▶ PROBLEM REQUIREMENTS
From the entries below, extract every line that includes the word "this".
***
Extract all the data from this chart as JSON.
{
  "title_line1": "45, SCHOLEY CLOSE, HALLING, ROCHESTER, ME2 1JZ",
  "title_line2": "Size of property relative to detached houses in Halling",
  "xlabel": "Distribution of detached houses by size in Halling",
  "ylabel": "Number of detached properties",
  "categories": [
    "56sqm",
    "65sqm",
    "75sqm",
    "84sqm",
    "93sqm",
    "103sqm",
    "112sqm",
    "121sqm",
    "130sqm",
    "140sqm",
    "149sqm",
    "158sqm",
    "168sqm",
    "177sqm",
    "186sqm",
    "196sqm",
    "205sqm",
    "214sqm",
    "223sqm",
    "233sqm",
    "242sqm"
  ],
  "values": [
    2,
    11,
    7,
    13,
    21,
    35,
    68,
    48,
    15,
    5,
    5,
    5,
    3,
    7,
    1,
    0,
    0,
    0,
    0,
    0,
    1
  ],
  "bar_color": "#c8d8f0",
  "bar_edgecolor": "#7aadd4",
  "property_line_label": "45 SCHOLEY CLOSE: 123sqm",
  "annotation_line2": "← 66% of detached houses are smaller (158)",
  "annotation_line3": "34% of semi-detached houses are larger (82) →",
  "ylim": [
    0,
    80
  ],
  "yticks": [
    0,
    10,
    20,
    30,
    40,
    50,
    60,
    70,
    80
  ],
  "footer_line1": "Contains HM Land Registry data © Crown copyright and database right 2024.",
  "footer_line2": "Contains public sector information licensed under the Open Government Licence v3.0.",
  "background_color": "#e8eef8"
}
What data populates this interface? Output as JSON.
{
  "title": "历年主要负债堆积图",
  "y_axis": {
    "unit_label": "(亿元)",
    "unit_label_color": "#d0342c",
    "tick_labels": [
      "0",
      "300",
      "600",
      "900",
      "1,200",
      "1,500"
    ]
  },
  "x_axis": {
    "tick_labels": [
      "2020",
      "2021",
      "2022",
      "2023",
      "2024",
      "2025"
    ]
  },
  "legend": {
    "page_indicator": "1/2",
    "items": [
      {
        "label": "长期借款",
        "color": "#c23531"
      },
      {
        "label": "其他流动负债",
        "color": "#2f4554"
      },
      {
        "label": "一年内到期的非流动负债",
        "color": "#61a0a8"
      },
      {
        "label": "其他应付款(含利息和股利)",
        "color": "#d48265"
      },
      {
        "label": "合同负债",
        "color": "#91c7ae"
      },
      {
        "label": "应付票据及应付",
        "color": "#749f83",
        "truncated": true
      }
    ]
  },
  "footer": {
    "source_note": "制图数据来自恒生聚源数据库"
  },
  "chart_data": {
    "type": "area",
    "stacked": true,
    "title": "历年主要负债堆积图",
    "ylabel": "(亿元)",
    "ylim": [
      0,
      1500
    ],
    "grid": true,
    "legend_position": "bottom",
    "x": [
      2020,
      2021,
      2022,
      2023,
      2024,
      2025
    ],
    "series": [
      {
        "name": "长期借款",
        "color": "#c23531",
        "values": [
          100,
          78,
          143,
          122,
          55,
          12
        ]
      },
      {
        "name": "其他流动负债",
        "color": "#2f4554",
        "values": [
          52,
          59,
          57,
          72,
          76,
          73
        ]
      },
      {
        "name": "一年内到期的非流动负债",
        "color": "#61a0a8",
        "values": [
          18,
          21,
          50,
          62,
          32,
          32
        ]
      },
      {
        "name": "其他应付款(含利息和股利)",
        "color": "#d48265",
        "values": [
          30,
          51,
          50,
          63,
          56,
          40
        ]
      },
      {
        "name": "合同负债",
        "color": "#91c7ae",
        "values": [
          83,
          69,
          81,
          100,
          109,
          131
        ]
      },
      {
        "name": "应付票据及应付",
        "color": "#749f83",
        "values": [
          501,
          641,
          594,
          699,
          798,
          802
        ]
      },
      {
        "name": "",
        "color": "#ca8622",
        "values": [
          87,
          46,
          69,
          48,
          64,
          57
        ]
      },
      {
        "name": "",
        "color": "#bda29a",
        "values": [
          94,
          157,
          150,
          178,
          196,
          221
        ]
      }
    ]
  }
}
***
▶ SOLUTION
Extract all the data from this chart as JSON.
What data populates this interface? Output as JSON.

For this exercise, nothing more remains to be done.